> [DATA FOR THIS EXERCISE]

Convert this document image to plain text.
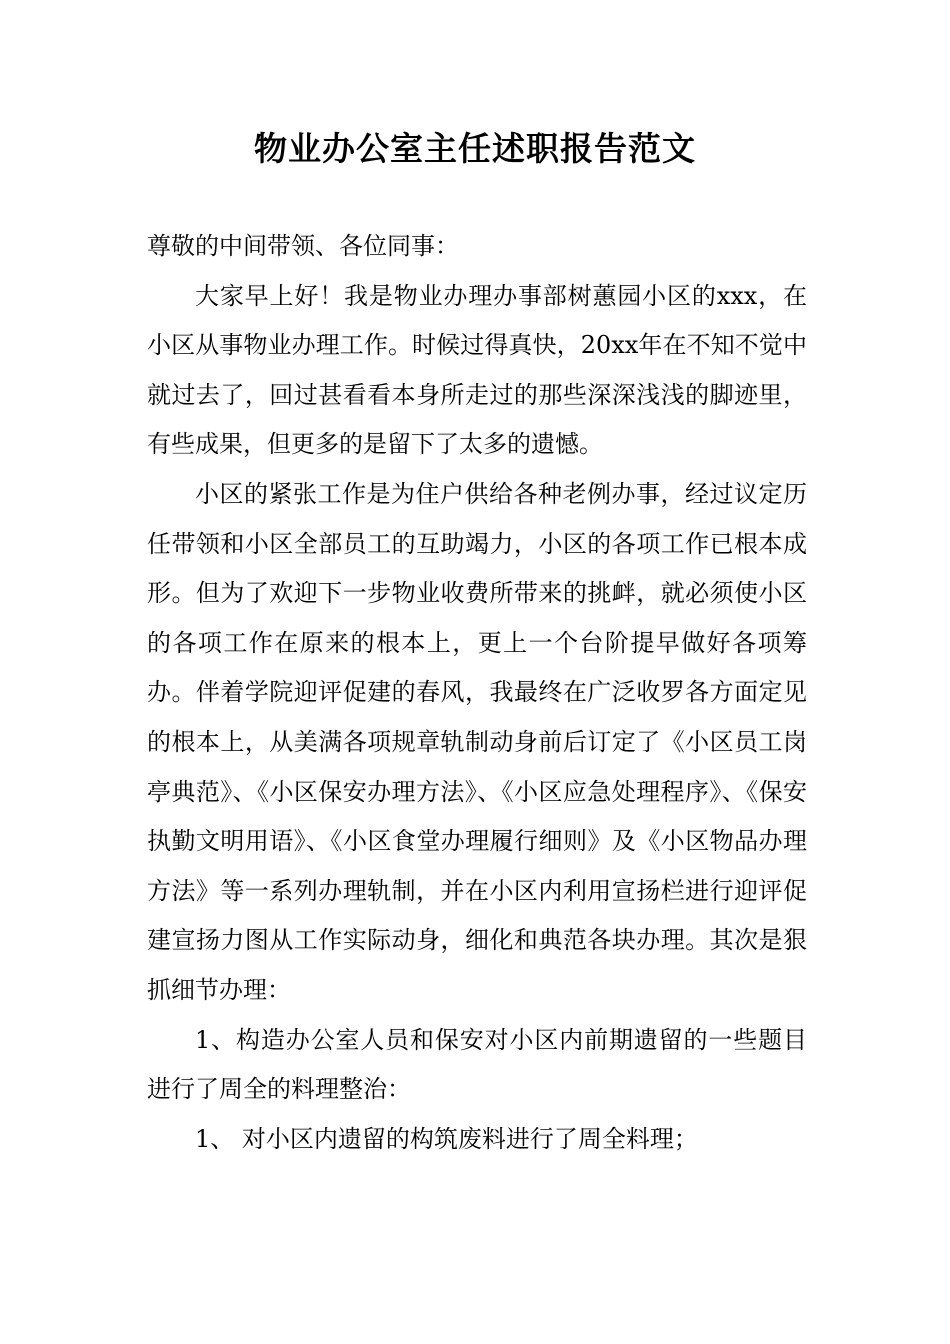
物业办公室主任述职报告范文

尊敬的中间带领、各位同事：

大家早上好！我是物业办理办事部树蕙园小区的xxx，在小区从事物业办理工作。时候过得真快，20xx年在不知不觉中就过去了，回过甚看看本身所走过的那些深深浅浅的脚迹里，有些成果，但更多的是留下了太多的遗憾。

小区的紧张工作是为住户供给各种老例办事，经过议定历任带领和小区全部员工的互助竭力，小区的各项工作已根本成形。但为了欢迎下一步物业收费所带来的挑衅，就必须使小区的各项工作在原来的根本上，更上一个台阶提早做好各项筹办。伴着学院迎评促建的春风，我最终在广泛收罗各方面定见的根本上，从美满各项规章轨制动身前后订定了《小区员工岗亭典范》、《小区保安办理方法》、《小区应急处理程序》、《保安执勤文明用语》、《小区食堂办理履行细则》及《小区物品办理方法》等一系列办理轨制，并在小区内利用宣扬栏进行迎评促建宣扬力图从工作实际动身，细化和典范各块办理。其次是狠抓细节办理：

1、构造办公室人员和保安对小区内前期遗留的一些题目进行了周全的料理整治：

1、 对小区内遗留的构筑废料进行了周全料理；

> [AIM OF THE TASK] Return each line of the data, keeping its wording exact and omitting pictures.

> [RESULT]
Convert this document image to plain text.
物业办公室主任述职报告范文

尊敬的中间带领、各位同事：

大家早上好！我是物业办理办事部树蕙园小区的xxx，在小区从事物业办理工作。时候过得真快，20xx年在不知不觉中就过去了，回过甚看看本身所走过的那些深深浅浅的脚迹里，有些成果，但更多的是留下了太多的遗憾。

小区的紧张工作是为住户供给各种老例办事，经过议定历任带领和小区全部员工的互助竭力，小区的各项工作已根本成形。但为了欢迎下一步物业收费所带来的挑衅，就必须使小区的各项工作在原来的根本上，更上一个台阶提早做好各项筹办。伴着学院迎评促建的春风，我最终在广泛收罗各方面定见的根本上，从美满各项规章轨制动身前后订定了《小区员工岗亭典范》、《小区保安办理方法》、《小区应急处理程序》、《保安执勤文明用语》、《小区食堂办理履行细则》及《小区物品办理方法》等一系列办理轨制，并在小区内利用宣扬栏进行迎评促建宣扬力图从工作实际动身，细化和典范各块办理。其次是狠抓细节办理：

1、构造办公室人员和保安对小区内前期遗留的一些题目进行了周全的料理整治：

1、 对小区内遗留的构筑废料进行了周全料理；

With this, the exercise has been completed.